▶ [Ce qui est attendu]
Recopiez telles quelles toutes les lignes des enregistrements qui suivent, sans en omettre aucune.

▶ [Données à utiliser]
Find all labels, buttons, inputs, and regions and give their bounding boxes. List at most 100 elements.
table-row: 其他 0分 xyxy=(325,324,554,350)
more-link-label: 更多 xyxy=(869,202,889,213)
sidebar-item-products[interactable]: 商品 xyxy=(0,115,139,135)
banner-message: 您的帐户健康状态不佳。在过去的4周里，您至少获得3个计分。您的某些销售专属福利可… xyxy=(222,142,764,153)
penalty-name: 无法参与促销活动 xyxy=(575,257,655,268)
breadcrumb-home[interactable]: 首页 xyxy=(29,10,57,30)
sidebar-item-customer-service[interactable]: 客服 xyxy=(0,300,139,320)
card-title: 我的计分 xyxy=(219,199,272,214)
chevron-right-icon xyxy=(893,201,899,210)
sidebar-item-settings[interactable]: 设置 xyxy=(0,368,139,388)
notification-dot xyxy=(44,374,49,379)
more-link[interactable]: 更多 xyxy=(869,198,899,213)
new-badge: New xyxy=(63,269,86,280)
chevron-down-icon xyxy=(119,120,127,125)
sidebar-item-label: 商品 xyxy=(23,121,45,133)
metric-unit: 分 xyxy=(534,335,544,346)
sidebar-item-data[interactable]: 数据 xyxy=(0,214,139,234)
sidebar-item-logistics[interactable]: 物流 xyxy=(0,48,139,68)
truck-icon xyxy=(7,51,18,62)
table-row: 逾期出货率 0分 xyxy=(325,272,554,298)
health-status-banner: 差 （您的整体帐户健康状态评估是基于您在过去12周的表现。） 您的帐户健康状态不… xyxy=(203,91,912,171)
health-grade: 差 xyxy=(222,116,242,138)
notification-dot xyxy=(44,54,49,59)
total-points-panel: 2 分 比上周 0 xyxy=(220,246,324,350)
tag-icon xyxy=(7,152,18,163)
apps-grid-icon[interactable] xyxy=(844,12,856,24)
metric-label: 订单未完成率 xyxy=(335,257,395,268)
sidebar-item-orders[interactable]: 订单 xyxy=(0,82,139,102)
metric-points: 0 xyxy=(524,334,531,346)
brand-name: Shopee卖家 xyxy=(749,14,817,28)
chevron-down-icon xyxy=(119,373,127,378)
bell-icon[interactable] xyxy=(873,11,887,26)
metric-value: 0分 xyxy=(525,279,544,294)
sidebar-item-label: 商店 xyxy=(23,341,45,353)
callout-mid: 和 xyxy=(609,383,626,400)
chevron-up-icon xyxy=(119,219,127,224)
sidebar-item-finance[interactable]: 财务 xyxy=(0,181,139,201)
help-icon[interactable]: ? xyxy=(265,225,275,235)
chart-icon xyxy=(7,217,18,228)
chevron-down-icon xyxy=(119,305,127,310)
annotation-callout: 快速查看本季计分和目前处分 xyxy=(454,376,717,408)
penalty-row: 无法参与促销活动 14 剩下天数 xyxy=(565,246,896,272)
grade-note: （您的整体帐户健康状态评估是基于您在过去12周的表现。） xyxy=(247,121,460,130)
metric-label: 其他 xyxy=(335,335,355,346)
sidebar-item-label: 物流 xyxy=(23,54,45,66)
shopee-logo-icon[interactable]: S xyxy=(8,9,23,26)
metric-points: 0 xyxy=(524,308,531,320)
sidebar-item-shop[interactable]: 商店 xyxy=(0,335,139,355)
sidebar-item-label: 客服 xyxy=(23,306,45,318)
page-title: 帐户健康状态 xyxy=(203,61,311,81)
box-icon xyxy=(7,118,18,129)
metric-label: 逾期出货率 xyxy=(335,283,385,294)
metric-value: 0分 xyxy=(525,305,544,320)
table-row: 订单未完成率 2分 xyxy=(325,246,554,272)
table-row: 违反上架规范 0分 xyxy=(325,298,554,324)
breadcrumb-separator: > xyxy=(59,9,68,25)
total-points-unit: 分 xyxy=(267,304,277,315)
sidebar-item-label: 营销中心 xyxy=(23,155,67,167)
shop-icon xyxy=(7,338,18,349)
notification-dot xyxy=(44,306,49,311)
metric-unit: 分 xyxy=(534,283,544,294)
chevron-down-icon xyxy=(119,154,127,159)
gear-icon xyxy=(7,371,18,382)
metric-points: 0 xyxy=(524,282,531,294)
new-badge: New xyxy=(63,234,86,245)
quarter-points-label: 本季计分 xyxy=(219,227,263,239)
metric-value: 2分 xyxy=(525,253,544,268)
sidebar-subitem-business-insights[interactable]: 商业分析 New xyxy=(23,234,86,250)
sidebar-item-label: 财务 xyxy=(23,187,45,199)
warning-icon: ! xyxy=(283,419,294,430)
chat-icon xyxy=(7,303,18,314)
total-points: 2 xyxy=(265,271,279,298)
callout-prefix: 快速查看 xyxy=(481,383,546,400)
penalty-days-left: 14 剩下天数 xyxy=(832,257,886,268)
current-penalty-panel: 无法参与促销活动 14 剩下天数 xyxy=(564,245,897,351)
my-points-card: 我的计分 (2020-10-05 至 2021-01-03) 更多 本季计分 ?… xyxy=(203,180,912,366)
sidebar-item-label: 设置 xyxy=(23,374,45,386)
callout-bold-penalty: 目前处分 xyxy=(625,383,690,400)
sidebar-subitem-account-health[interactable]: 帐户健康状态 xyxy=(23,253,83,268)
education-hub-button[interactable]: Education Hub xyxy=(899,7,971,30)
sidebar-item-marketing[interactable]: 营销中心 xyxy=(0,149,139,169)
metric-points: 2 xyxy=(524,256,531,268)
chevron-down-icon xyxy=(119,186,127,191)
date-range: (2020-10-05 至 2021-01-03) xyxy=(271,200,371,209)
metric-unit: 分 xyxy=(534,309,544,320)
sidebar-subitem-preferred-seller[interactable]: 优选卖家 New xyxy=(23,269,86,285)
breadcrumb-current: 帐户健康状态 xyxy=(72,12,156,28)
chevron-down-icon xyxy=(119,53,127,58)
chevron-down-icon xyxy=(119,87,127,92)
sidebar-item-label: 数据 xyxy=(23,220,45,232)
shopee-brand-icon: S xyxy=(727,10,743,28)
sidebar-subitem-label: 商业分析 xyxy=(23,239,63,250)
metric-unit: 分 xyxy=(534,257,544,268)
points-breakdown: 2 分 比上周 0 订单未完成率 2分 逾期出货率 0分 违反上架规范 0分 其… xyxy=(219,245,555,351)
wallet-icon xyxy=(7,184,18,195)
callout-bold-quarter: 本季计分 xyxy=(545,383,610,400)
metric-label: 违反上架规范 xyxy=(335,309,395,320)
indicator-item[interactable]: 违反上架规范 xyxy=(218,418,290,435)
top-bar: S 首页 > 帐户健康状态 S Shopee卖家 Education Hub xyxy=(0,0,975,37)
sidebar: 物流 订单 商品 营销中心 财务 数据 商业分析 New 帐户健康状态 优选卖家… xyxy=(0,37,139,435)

▶ [Réponse à l'exercice]
Find all labels, buttons, inputs, and regions and give their bounding boxes. List at most 100 elements.
table-row: 其他 0分 xyxy=(325,324,554,350)
more-link-label: 更多 xyxy=(869,202,889,213)
sidebar-item-products[interactable]: 商品 xyxy=(0,115,139,135)
banner-message: 您的帐户健康状态不佳。在过去的4周里，您至少获得3个计分。您的某些销售专属福利可… xyxy=(222,142,764,153)
penalty-name: 无法参与促销活动 xyxy=(575,257,655,268)
breadcrumb-home[interactable]: 首页 xyxy=(29,10,57,30)
sidebar-item-customer-service[interactable]: 客服 xyxy=(0,300,139,320)
card-title: 我的计分 xyxy=(219,199,272,214)
chevron-right-icon xyxy=(893,201,899,210)
sidebar-item-settings[interactable]: 设置 xyxy=(0,368,139,388)
notification-dot xyxy=(44,374,49,379)
more-link[interactable]: 更多 xyxy=(869,198,899,213)
new-badge: New xyxy=(63,269,86,280)
chevron-down-icon xyxy=(119,120,127,125)
sidebar-item-label: 商品 xyxy=(23,121,45,133)
metric-unit: 分 xyxy=(534,335,544,346)
sidebar-item-data[interactable]: 数据 xyxy=(0,214,139,234)
sidebar-item-logistics[interactable]: 物流 xyxy=(0,48,139,68)
truck-icon xyxy=(7,51,18,62)
table-row: 逾期出货率 0分 xyxy=(325,272,554,298)
health-status-banner: 差 （您的整体帐户健康状态评估是基于您在过去12周的表现。） 您的帐户健康状态不… xyxy=(203,91,912,171)
health-grade: 差 xyxy=(222,116,242,138)
notification-dot xyxy=(44,54,49,59)
total-points-panel: 2 分 比上周 0 xyxy=(220,246,324,350)
tag-icon xyxy=(7,152,18,163)
apps-grid-icon[interactable] xyxy=(844,12,856,24)
metric-label: 订单未完成率 xyxy=(335,257,395,268)
sidebar-item-orders[interactable]: 订单 xyxy=(0,82,139,102)
metric-points: 0 xyxy=(524,334,531,346)
brand-name: Shopee卖家 xyxy=(749,14,817,28)
chevron-down-icon xyxy=(119,373,127,378)
bell-icon[interactable] xyxy=(873,11,887,26)
metric-value: 0分 xyxy=(525,279,544,294)
sidebar-item-label: 商店 xyxy=(23,341,45,353)
callout-mid: 和 xyxy=(609,383,626,400)
chevron-up-icon xyxy=(119,219,127,224)
sidebar-item-finance[interactable]: 财务 xyxy=(0,181,139,201)
help-icon[interactable]: ? xyxy=(265,225,275,235)
chart-icon xyxy=(7,217,18,228)
chevron-down-icon xyxy=(119,305,127,310)
annotation-callout: 快速查看本季计分和目前处分 xyxy=(454,376,717,408)
penalty-row: 无法参与促销活动 14 剩下天数 xyxy=(565,246,896,272)
grade-note: （您的整体帐户健康状态评估是基于您在过去12周的表现。） xyxy=(247,121,460,130)
metric-label: 其他 xyxy=(335,335,355,346)
sidebar-item-label: 物流 xyxy=(23,54,45,66)
shopee-logo-icon[interactable]: S xyxy=(8,9,23,26)
metric-points: 0 xyxy=(524,308,531,320)
sidebar-item-shop[interactable]: 商店 xyxy=(0,335,139,355)
sidebar-item-label: 客服 xyxy=(23,306,45,318)
page-title: 帐户健康状态 xyxy=(203,61,311,81)
box-icon xyxy=(7,118,18,129)
metric-label: 逾期出货率 xyxy=(335,283,385,294)
metric-value: 0分 xyxy=(525,305,544,320)
table-row: 订单未完成率 2分 xyxy=(325,246,554,272)
table-row: 违反上架规范 0分 xyxy=(325,298,554,324)
breadcrumb-separator: > xyxy=(59,9,68,25)
total-points-unit: 分 xyxy=(267,304,277,315)
sidebar-item-label: 营销中心 xyxy=(23,155,67,167)
shop-icon xyxy=(7,338,18,349)
notification-dot xyxy=(44,306,49,311)
metric-unit: 分 xyxy=(534,283,544,294)
chevron-down-icon xyxy=(119,154,127,159)
gear-icon xyxy=(7,371,18,382)
metric-points: 0 xyxy=(524,282,531,294)
new-badge: New xyxy=(63,234,86,245)
quarter-points-label: 本季计分 xyxy=(219,227,263,239)
metric-value: 2分 xyxy=(525,253,544,268)
sidebar-subitem-business-insights[interactable]: 商业分析 New xyxy=(23,234,86,250)
sidebar-item-label: 财务 xyxy=(23,187,45,199)
warning-icon: ! xyxy=(283,419,294,430)
chat-icon xyxy=(7,303,18,314)
total-points: 2 xyxy=(265,271,279,298)
callout-prefix: 快速查看 xyxy=(481,383,546,400)
penalty-days-left: 14 剩下天数 xyxy=(832,257,886,268)
current-penalty-panel: 无法参与促销活动 14 剩下天数 xyxy=(564,245,897,351)
my-points-card: 我的计分 (2020-10-05 至 2021-01-03) 更多 本季计分 ?… xyxy=(203,180,912,366)
sidebar-item-label: 设置 xyxy=(23,374,45,386)
callout-bold-penalty: 目前处分 xyxy=(625,383,690,400)
sidebar-subitem-account-health[interactable]: 帐户健康状态 xyxy=(23,253,83,268)
education-hub-button[interactable]: Education Hub xyxy=(899,7,971,30)
sidebar-item-marketing[interactable]: 营销中心 xyxy=(0,149,139,169)
metric-points: 2 xyxy=(524,256,531,268)
chevron-down-icon xyxy=(119,186,127,191)
date-range: (2020-10-05 至 2021-01-03) xyxy=(271,200,371,209)
metric-unit: 分 xyxy=(534,309,544,320)
sidebar-subitem-preferred-seller[interactable]: 优选卖家 New xyxy=(23,269,86,285)
breadcrumb-current: 帐户健康状态 xyxy=(72,12,156,28)
chevron-down-icon xyxy=(119,53,127,58)
chevron-down-icon xyxy=(119,87,127,92)
sidebar-item-label: 数据 xyxy=(23,220,45,232)
shopee-brand-icon: S xyxy=(727,10,743,28)
sidebar-subitem-label: 商业分析 xyxy=(23,239,63,250)
metric-unit: 分 xyxy=(534,257,544,268)
points-breakdown: 2 分 比上周 0 订单未完成率 2分 逾期出货率 0分 违反上架规范 0分 其… xyxy=(219,245,555,351)
wallet-icon xyxy=(7,184,18,195)
callout-bold-quarter: 本季计分 xyxy=(545,383,610,400)
metric-label: 违反上架规范 xyxy=(335,309,395,320)
indicator-item[interactable]: 违反上架规范 xyxy=(218,418,290,435)
top-bar: S 首页 > 帐户健康状态 S Shopee卖家 Education Hub xyxy=(0,0,975,37)
sidebar: 物流 订单 商品 营销中心 财务 数据 商业分析 New 帐户健康状态 优选卖家… xyxy=(0,37,139,435)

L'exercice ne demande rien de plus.